The error was in the binary:
lbzcat: "/zbw/var/wikidata/2022-02-03/rdf/latest-truthy.nt.bz2": compressed 
data error: bad block header magic

That created non-RDF input:

 [nbt@e6810f891672 ~]$ bzcat 
/zbw/var/wikidata/2022-02-03/rdf/latest-truthy.nt.bz2 | sed -n 
'4052914958,4052914960p;4052914961q'
<http://www.wikidata.org/entity/Q85112545> <http://schema.org/description> 
"\u0646\u062C\u0645 \u0641\u064A \u0643\u0648\u0643\u0628\u0629 
\u0627\u0644\u062B\u0648\u0631"@ar .

bzcat: Compressed file ends unexpectedly;
        perhaps it is corrupted?  *Possible* reason follows.
bzcat: Success
        Input file = /zbw/var/wikidata/2022-02-03/rdf/latest-truthy.nt.bz2, 
output file = (stdout)

It is possible that the compressed file(s) have become corrupted.
You can use the -tvv option to test integrity of such files.

You can use the `bzip2recover' program to attempt to recover
data from undamaged sections of corrupted files.

<http://www.wikidata.org/entity/Q85112545> <http://schema.org/description> 
"star in the constellation Taurus"@en .
<https://www.wikidata.org/wiki/Special:EntityData/Q85112563> 
<http://www.w3.org/1999/02/22-rdf-syntax-ns#type> <http://schema.org/Dataset> .

which in turn produced:

03:02:18 INFO  Nodes           :: Add: 4,052,000,000 latest-truthy.nt (Batch: 
108,189 / Avg: 102,550)
03:02:26 ERROR riot            :: [line: 4052914959, col: 80] Bad input stream 
[java.io.IOException: Unexpected end of stream]
Exception in thread "AsyncParser" org.apache.jena.riot.RiotException: [line: 
4052914959, col: 80] Bad input stream [java.io.IOException: Unexpected end of 
stream]
        at 
org.apache.jena.riot.system.ErrorHandlerFactory$ErrorHandlerStd.fatal(ErrorHandlerFactory.java:163)
        at 
org.apache.jena.riot.lang.LangEngine.raiseException(LangEngine.java:148)
        at org.apache.jena.riot.lang.LangEngine.nextToken(LangEngine.java:105)
        at org.apache.jena.riot.lang.LangNTuple.parseTriple(LangNTuple.java:95)
        at org.apache.jena.riot.lang.LangNTriples.parseOne(LangNTriples.java:61)

▶ _What you will do_:
1: Decide whether each statement agrees with the error report: (a) the decompression error was a bad block header magic; (b) the parser error was reported at column 80; (c) the bzcat output recommends the -xvv option for testing file integrity. For each, answer yes or no and quote the deciding words of the error report.
2: Reproduce the passage of the error report starting with "It is possible" and going on through "of corrupted files.".

[Layout dataset entries]
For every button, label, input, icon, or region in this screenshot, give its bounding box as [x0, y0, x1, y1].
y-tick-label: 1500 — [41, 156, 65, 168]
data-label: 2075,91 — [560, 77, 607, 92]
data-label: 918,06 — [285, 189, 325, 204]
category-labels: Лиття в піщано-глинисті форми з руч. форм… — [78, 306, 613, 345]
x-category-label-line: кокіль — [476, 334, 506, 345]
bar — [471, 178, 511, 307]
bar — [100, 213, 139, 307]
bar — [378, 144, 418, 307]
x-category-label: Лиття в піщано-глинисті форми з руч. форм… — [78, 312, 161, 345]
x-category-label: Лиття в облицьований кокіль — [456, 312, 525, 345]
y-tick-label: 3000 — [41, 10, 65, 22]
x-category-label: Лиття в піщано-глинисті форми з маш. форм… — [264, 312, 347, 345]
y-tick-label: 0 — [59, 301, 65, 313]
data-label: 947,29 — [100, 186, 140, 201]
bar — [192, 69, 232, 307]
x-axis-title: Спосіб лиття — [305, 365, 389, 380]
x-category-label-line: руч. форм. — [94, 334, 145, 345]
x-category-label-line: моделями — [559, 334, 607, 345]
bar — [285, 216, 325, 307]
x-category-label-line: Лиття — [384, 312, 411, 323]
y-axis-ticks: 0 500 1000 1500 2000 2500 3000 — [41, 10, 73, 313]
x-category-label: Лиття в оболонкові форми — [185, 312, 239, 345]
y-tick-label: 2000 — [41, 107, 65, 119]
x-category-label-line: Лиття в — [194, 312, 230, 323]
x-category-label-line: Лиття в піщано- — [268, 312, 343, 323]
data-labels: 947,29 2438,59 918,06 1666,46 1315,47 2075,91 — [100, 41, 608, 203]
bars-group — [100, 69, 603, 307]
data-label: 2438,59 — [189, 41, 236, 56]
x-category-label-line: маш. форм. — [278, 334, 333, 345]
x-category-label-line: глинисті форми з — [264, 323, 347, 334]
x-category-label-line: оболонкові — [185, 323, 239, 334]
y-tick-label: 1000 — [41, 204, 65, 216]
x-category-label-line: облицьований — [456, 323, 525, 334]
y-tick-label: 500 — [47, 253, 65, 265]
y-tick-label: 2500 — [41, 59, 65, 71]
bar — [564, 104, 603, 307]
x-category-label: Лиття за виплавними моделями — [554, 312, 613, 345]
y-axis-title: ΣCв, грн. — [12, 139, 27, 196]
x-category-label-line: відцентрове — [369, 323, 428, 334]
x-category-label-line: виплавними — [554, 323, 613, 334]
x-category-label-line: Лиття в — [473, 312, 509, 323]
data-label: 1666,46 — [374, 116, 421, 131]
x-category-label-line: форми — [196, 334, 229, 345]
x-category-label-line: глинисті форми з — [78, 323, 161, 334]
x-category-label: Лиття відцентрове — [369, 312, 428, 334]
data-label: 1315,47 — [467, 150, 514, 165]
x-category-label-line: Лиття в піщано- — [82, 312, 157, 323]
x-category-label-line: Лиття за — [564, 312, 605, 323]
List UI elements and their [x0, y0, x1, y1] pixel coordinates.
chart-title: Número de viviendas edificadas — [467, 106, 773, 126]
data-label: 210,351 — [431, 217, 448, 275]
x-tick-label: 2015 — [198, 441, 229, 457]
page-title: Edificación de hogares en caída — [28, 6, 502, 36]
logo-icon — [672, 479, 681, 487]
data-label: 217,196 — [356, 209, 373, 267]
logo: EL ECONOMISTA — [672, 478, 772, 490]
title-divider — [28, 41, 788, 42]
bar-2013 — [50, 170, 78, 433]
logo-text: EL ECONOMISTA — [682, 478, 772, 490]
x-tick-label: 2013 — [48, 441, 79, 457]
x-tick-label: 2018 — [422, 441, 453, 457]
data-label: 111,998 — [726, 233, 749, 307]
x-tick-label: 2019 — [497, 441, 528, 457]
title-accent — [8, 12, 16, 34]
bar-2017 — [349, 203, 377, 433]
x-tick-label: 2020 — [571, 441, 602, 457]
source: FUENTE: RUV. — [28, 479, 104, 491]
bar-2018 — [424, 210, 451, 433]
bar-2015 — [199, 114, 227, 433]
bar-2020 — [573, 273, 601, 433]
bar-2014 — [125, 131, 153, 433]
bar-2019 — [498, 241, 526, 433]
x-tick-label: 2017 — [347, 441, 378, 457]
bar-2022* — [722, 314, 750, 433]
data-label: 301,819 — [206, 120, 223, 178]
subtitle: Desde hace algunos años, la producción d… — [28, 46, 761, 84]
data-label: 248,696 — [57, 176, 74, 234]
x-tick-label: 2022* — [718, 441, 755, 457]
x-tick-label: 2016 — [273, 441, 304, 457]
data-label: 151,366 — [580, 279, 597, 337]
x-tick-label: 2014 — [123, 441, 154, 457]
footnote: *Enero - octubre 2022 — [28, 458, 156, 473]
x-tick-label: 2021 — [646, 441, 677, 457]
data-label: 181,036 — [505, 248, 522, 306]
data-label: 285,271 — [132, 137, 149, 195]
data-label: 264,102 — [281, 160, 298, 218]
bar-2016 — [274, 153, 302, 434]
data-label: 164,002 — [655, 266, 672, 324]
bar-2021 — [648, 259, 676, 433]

▶ _The answers_:
1:
(a) Yes: "data error: bad block header magic"
(b) Yes: "[line: 4052914959, col: 80]"
(c) No: "You can use the -tvv option to test integrity of such files."

2:
It is possible that the compressed file(s) have become corrupted.
You can use the -tvv option to test integrity of such files.

You can use the `bzip2recover' program to attempt to recover
data from undamaged sections of corrupted files.